— Start —

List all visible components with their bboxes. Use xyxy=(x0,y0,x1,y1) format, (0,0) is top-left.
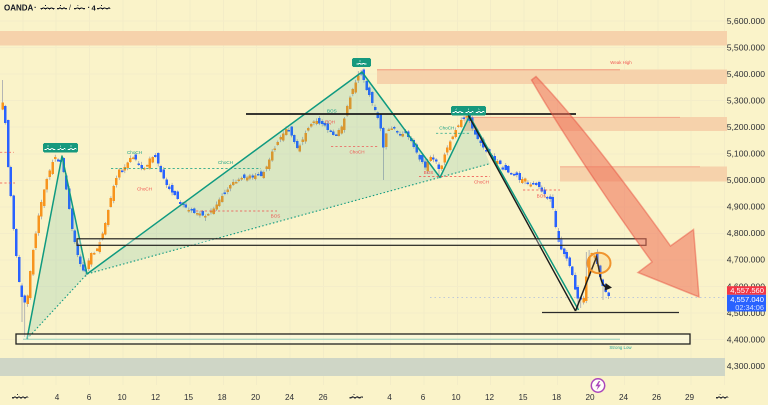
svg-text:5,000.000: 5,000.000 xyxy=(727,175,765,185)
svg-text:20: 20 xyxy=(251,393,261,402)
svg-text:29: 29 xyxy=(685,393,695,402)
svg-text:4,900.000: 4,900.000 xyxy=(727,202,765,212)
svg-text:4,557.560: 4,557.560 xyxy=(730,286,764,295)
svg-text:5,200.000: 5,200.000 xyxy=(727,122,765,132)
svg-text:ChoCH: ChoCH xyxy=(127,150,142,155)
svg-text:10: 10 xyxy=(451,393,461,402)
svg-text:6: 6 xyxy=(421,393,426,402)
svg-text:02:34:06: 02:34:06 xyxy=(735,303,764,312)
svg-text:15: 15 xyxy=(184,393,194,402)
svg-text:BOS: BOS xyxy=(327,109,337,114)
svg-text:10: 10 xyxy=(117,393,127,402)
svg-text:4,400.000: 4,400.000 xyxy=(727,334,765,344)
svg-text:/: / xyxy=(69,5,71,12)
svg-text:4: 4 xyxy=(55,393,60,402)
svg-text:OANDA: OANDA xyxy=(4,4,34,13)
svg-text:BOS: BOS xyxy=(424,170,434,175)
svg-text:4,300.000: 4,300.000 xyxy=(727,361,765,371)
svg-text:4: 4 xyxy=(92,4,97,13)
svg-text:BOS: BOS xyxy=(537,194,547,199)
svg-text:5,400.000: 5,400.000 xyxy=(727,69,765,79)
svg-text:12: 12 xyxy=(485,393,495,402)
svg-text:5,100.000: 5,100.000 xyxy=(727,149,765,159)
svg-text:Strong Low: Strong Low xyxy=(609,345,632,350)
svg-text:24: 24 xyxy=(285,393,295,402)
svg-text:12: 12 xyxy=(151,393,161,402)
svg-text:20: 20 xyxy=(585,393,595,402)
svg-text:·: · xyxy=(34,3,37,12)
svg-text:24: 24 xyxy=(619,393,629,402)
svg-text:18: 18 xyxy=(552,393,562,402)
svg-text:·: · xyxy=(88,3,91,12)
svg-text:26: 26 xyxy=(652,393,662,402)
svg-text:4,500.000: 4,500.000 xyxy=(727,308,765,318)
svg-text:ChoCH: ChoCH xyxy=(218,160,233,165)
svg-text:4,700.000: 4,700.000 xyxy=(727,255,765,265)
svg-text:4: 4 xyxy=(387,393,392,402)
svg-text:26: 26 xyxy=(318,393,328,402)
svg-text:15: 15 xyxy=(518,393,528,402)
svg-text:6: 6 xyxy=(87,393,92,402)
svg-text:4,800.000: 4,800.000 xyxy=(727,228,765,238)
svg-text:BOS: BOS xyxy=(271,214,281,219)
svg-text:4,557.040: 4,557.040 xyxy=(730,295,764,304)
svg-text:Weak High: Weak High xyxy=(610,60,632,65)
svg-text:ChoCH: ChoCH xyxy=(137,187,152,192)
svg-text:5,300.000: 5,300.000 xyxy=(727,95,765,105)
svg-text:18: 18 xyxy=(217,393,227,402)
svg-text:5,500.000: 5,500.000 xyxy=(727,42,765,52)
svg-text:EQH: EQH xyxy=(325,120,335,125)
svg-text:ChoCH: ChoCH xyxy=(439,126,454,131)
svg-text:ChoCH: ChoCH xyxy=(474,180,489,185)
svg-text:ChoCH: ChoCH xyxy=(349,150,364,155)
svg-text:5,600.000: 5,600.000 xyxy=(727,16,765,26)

— End —
— Start —

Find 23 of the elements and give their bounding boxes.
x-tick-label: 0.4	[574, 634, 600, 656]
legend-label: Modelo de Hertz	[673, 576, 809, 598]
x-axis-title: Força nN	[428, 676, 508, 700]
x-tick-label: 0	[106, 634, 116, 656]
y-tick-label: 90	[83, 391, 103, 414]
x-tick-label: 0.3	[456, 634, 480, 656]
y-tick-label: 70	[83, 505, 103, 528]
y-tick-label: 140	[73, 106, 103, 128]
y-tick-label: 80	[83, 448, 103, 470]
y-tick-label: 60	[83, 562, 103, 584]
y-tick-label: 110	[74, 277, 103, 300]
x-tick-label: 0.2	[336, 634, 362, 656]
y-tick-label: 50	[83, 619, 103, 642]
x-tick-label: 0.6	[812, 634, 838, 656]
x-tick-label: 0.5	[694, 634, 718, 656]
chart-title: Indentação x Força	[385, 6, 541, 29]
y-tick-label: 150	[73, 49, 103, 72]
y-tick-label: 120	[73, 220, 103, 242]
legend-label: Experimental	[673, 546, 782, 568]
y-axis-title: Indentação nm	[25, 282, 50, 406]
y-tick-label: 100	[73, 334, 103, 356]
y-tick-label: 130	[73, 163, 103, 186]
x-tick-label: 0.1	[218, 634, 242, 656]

— End —

Written instruction: Copy the entries again, from the line with "svg-text:5,000.000: 5,000.000 xyxy=(727,175,765,185)" up to and including the line with "svg-text:5,200.000: 5,200.000 xyxy=(727,122,765,132)".

Task solution:
svg-text:5,000.000: 5,000.000 xyxy=(727,175,765,185)
svg-text:20: 20 xyxy=(251,393,261,402)
svg-text:29: 29 xyxy=(685,393,695,402)
svg-text:4,900.000: 4,900.000 xyxy=(727,202,765,212)
svg-text:4,557.560: 4,557.560 xyxy=(730,286,764,295)
svg-text:5,200.000: 5,200.000 xyxy=(727,122,765,132)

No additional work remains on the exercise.